**INSTRUCTION:** Copy the material that follows word for word and omit its pictures.

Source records
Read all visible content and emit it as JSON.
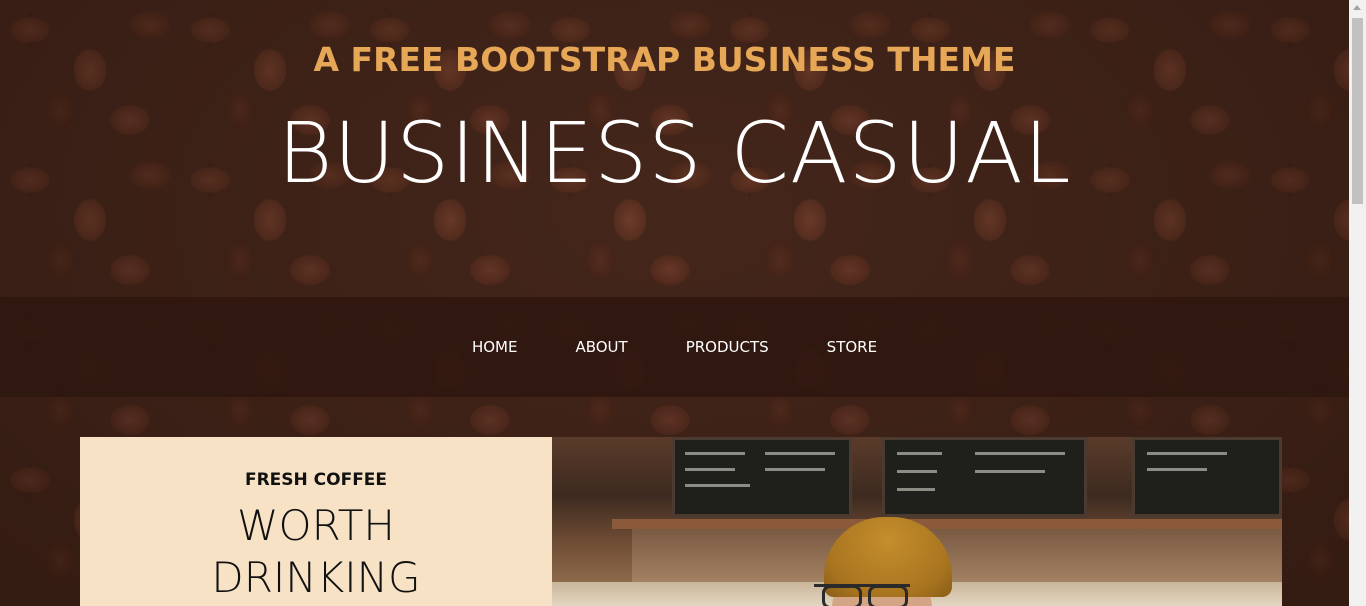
{
  "header": {
    "upper": "A FREE BOOTSTRAP BUSINESS THEME",
    "lower": "BUSINESS CASUAL"
  },
  "nav": {
    "items": [
      {
        "label": "HOME"
      },
      {
        "label": "ABOUT"
      },
      {
        "label": "PRODUCTS"
      },
      {
        "label": "STORE"
      }
    ]
  },
  "intro": {
    "upper": "FRESH COFFEE",
    "lower_line1": "WORTH",
    "lower_line2": "DRINKING"
  },
  "colors": {
    "accent": "#e6a756",
    "nav_bg": "#2f170f",
    "intro_bg": "#f7e2c5"
  },
  "images": {
    "background": "coffee-beans",
    "intro": "barista-in-cafe"
  }
}
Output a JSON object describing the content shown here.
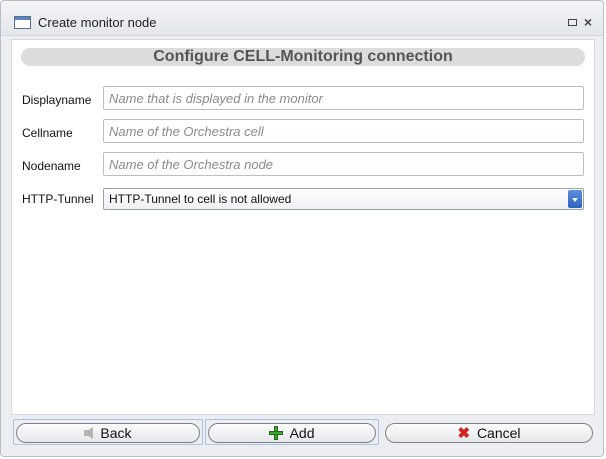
{
  "window": {
    "title": "Create monitor node"
  },
  "dialog": {
    "heading": "Configure CELL-Monitoring connection",
    "fields": [
      {
        "label": "Displayname",
        "value": "",
        "placeholder": "Name that is displayed in the monitor"
      },
      {
        "label": "Cellname",
        "value": "",
        "placeholder": "Name of the Orchestra cell"
      },
      {
        "label": "Nodename",
        "value": "",
        "placeholder": "Name of the Orchestra node"
      }
    ],
    "tunnel": {
      "label": "HTTP-Tunnel",
      "selected": "HTTP-Tunnel to cell is not allowed"
    }
  },
  "buttons": {
    "back": "Back",
    "add": "Add",
    "cancel": "Cancel"
  },
  "icons": {
    "window": "window-icon",
    "restore": "restore-icon",
    "close": "close-icon",
    "back": "back-arrow-icon",
    "add": "plus-icon",
    "cancel": "x-icon"
  }
}
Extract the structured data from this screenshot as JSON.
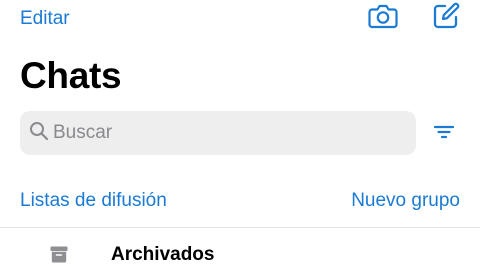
{
  "header": {
    "edit_label": "Editar",
    "camera_icon": "camera-icon",
    "compose_icon": "compose-icon"
  },
  "title": "Chats",
  "search": {
    "placeholder": "Buscar",
    "value": "",
    "icon": "search-icon"
  },
  "filter_icon": "filter-icon",
  "links": {
    "broadcast_lists": "Listas de difusión",
    "new_group": "Nuevo grupo"
  },
  "archived": {
    "label": "Archivados",
    "icon": "archive-box-icon"
  },
  "colors": {
    "accent": "#1a7ad4",
    "search_bg": "#eeeeef",
    "placeholder": "#8a8a8e",
    "divider": "#e4e4e6"
  }
}
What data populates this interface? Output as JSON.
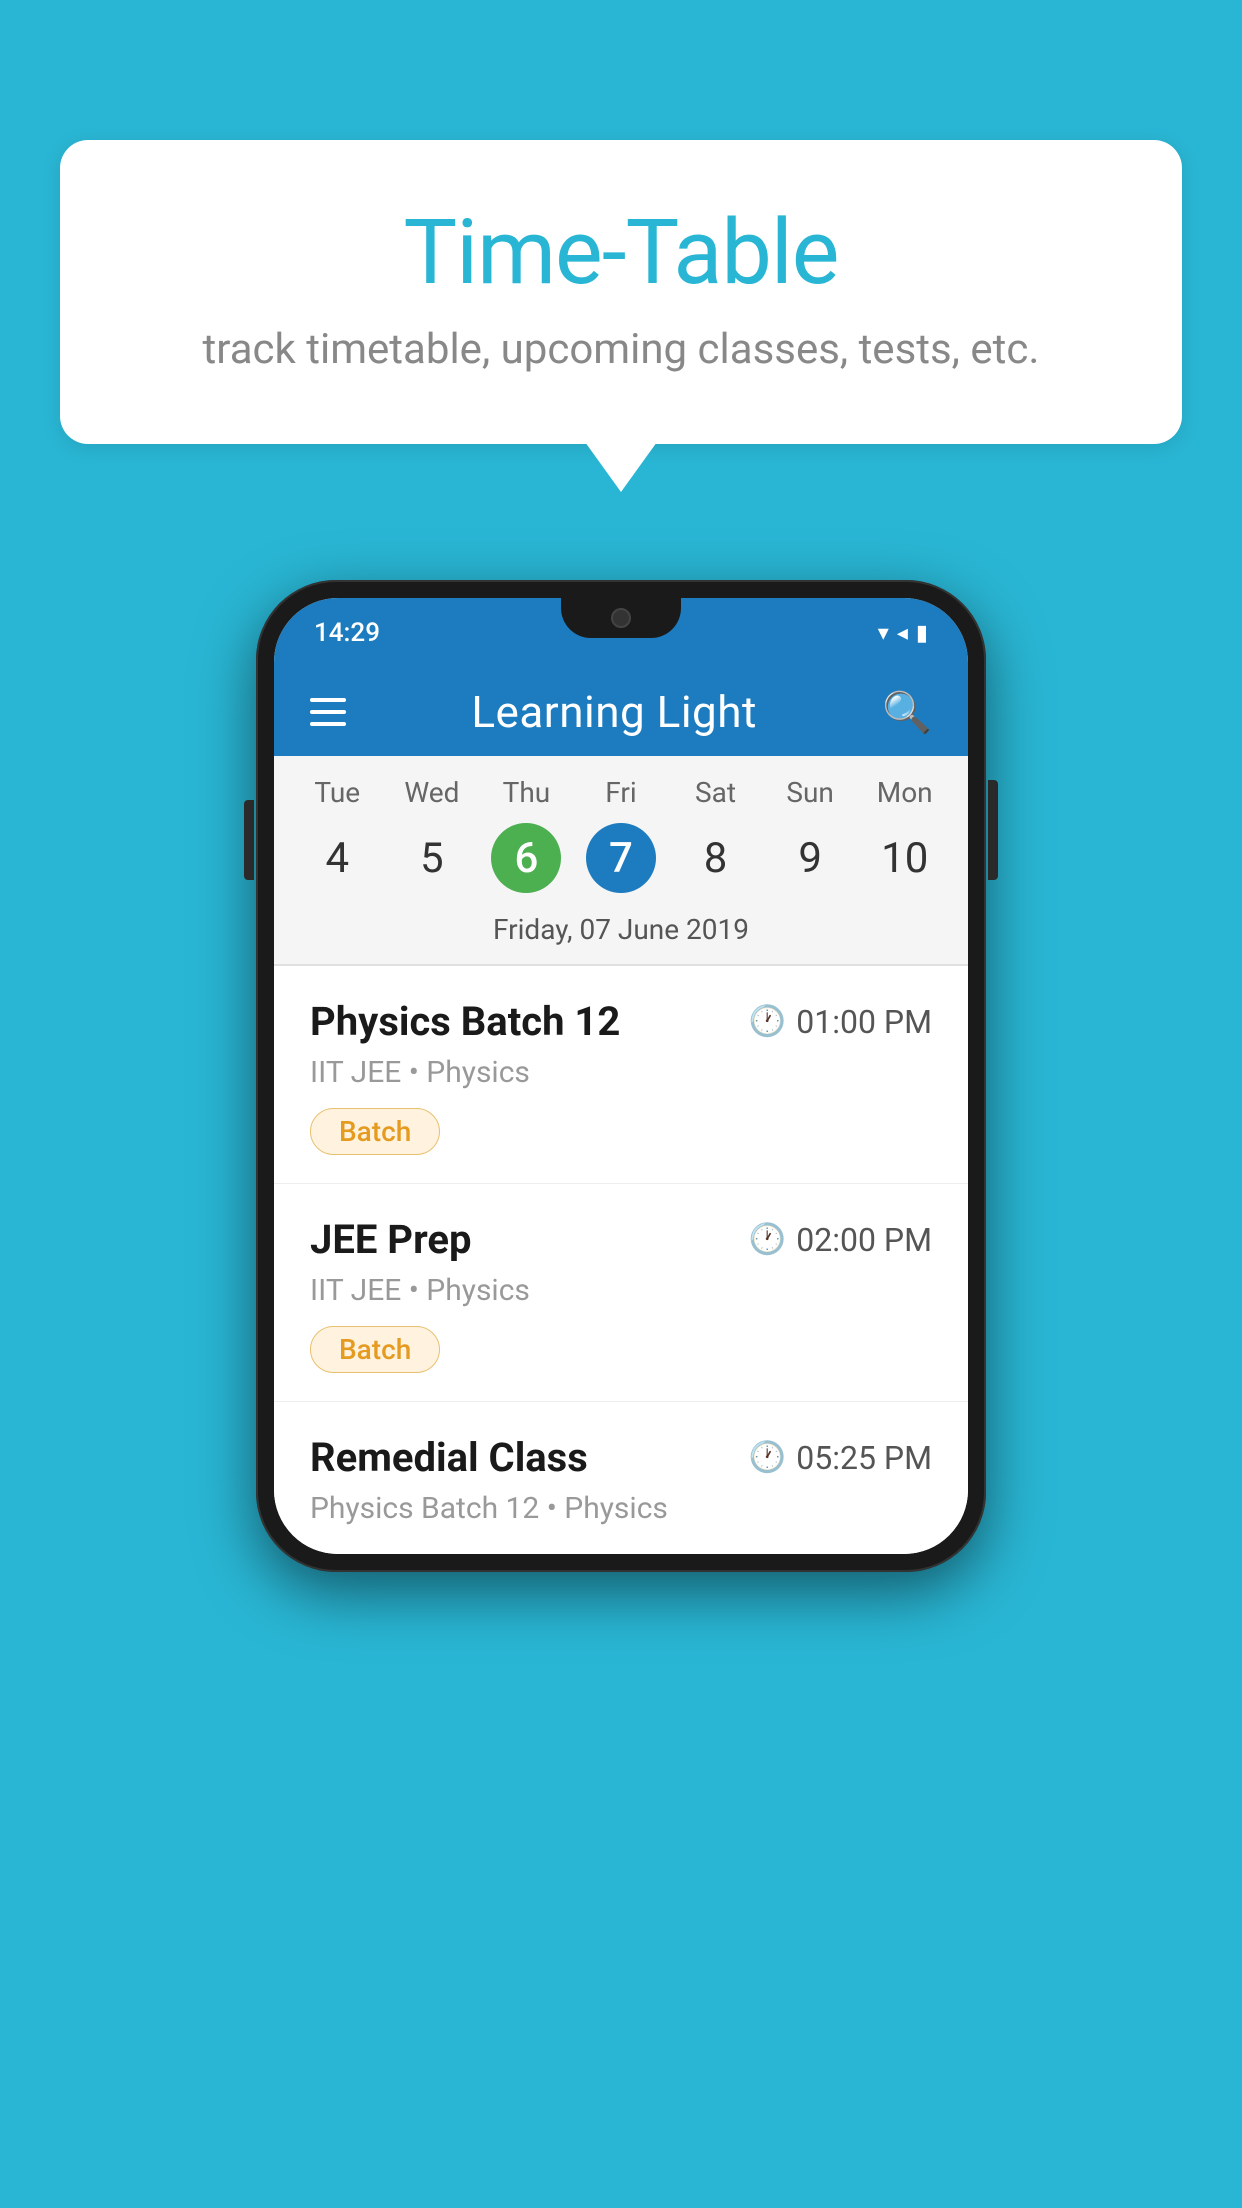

**EXPECTED ANSWER:**
Read all visible content and emit it as JSON.
{
  "header": {
    "upper": "A FREE BOOTSTRAP BUSINESS THEME",
    "lower": "BUSINESS CASUAL"
  },
  "nav": {
    "items": [
      {
        "label": "HOME"
      },
      {
        "label": "ABOUT"
      },
      {
        "label": "PRODUCTS"
      },
      {
        "label": "STORE"
      }
    ]
  },
  "intro": {
    "upper": "FRESH COFFEE",
    "lower_line1": "WORTH",
    "lower_line2": "DRINKING"
  },
  "colors": {
    "accent": "#e6a756",
    "nav_bg": "#2f170f",
    "intro_bg": "#f7e2c5"
  },
  "images": {
    "background": "coffee-beans",
    "intro": "barista-in-cafe"
  }
}
Output a JSON object describing the content shown here.
{
  "window": {
    "title": "Create monitor node"
  },
  "dialog": {
    "heading": "Configure CELL-Monitoring connection",
    "fields": [
      {
        "label": "Displayname",
        "value": "",
        "placeholder": "Name that is displayed in the monitor"
      },
      {
        "label": "Cellname",
        "value": "",
        "placeholder": "Name of the Orchestra cell"
      },
      {
        "label": "Nodename",
        "value": "",
        "placeholder": "Name of the Orchestra node"
      }
    ],
    "tunnel": {
      "label": "HTTP-Tunnel",
      "selected": "HTTP-Tunnel to cell is not allowed"
    }
  },
  "buttons": {
    "back": "Back",
    "add": "Add",
    "cancel": "Cancel"
  },
  "icons": {
    "window": "window-icon",
    "restore": "restore-icon",
    "close": "close-icon",
    "back": "back-arrow-icon",
    "add": "plus-icon",
    "cancel": "x-icon"
  }
}
Extract the structured data from this screenshot as JSON.
{
  "header": {
    "edit_label": "Editar",
    "camera_icon": "camera-icon",
    "compose_icon": "compose-icon"
  },
  "title": "Chats",
  "search": {
    "placeholder": "Buscar",
    "value": "",
    "icon": "search-icon"
  },
  "filter_icon": "filter-icon",
  "links": {
    "broadcast_lists": "Listas de difusión",
    "new_group": "Nuevo grupo"
  },
  "archived": {
    "label": "Archivados",
    "icon": "archive-box-icon"
  },
  "colors": {
    "accent": "#1a7ad4",
    "search_bg": "#eeeeef",
    "placeholder": "#8a8a8e",
    "divider": "#e4e4e6"
  }
}
What data populates this interface? Output as JSON.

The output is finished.